* START ENTRIES PROVIDED *
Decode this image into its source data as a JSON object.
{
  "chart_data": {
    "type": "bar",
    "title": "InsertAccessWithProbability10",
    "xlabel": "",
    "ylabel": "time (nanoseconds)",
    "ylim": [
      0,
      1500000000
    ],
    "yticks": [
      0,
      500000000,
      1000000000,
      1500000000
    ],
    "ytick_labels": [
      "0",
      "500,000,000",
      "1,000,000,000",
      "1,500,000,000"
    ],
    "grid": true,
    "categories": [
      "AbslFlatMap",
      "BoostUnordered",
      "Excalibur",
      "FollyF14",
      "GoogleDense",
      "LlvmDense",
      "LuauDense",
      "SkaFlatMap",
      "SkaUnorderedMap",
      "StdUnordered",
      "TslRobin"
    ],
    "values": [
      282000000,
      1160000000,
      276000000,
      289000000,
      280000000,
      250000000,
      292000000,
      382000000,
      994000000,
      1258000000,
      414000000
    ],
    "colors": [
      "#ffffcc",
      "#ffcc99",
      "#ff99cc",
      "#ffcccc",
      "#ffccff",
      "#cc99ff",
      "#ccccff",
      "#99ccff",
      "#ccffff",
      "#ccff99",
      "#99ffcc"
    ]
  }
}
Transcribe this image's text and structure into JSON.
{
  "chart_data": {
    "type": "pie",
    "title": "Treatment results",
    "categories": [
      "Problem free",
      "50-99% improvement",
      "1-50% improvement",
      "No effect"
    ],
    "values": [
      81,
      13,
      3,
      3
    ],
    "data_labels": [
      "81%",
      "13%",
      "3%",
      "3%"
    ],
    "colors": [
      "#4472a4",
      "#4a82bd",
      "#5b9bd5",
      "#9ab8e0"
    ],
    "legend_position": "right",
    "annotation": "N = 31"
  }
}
* END ENTRIES PROVIDED *
* START ENTRIES PROVIDED *
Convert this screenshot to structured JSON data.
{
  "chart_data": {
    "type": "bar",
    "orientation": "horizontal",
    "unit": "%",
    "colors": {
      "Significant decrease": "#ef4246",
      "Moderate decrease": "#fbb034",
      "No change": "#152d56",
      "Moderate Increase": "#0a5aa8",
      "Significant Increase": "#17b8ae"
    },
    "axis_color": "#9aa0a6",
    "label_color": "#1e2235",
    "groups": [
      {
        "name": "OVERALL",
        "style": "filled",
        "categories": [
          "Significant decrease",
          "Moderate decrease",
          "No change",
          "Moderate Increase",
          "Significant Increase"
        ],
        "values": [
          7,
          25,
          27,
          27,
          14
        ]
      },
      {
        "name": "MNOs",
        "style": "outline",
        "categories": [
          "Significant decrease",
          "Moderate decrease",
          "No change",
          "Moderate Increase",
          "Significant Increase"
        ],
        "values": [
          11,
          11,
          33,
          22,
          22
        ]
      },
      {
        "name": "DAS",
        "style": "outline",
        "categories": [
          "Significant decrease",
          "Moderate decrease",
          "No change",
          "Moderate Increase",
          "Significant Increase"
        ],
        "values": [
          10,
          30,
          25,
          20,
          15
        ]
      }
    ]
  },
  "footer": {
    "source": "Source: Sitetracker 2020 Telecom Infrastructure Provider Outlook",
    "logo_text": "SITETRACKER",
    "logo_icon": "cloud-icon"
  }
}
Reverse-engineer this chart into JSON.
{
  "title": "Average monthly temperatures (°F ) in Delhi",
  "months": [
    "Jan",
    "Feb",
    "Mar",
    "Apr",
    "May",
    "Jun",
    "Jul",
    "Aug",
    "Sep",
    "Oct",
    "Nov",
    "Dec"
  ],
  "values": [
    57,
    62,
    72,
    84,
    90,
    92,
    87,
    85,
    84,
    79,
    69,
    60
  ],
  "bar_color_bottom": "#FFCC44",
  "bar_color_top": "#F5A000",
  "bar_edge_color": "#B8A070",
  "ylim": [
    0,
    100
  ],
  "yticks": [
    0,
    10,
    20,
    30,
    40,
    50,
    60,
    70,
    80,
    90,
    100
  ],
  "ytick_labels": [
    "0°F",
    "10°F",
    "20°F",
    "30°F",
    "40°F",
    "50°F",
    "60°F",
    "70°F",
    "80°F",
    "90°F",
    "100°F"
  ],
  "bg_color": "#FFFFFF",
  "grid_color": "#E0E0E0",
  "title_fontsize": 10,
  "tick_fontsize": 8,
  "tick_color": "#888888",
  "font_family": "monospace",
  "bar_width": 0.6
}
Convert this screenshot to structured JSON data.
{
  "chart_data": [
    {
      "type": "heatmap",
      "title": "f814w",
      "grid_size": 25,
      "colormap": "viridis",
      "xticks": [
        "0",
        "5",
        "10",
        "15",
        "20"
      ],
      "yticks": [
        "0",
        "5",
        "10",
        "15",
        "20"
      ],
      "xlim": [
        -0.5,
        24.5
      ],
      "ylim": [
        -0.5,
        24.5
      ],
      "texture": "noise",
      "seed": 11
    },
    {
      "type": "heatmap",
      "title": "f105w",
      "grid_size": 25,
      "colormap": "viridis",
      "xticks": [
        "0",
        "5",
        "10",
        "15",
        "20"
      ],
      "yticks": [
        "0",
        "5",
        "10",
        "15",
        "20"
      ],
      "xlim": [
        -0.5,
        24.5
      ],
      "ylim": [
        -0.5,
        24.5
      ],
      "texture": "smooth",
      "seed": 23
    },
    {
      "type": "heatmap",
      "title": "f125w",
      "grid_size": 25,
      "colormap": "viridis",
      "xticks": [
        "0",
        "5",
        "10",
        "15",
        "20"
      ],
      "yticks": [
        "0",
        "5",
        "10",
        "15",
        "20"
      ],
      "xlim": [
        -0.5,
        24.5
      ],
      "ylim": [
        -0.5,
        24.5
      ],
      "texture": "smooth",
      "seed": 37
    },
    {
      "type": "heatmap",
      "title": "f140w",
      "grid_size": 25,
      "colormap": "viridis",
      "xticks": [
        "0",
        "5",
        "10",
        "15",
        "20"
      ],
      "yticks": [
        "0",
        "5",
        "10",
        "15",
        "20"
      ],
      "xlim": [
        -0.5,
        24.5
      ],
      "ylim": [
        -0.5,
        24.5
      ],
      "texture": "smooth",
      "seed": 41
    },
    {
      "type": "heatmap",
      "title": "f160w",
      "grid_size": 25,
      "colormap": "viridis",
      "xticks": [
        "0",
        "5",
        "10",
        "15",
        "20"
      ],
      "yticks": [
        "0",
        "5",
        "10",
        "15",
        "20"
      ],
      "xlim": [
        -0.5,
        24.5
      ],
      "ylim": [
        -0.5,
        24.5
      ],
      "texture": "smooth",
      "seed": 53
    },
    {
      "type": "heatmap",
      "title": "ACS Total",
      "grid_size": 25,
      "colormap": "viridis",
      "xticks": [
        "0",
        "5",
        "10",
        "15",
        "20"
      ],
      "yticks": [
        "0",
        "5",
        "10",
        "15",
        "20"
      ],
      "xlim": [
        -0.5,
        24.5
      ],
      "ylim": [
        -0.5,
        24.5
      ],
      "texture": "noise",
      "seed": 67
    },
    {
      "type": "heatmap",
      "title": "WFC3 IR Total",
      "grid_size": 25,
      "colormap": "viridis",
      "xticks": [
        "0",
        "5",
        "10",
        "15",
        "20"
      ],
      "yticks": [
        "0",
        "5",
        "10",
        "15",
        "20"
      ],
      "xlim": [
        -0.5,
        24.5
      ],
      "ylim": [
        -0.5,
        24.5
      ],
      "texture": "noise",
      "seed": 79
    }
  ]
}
* END ENTRIES PROVIDED *
WHAT THIS TASK INVOLVES ▸
Look through the data above. Copy every line with the string "JSON" in it.

SOLUTION TO THIS PROBLEM ▸
Decode this image into its source data as a JSON object.
Transcribe this image's text and structure into JSON.
Convert this screenshot to structured JSON data.
Reverse-engineer this chart into JSON.
Convert this screenshot to structured JSON data.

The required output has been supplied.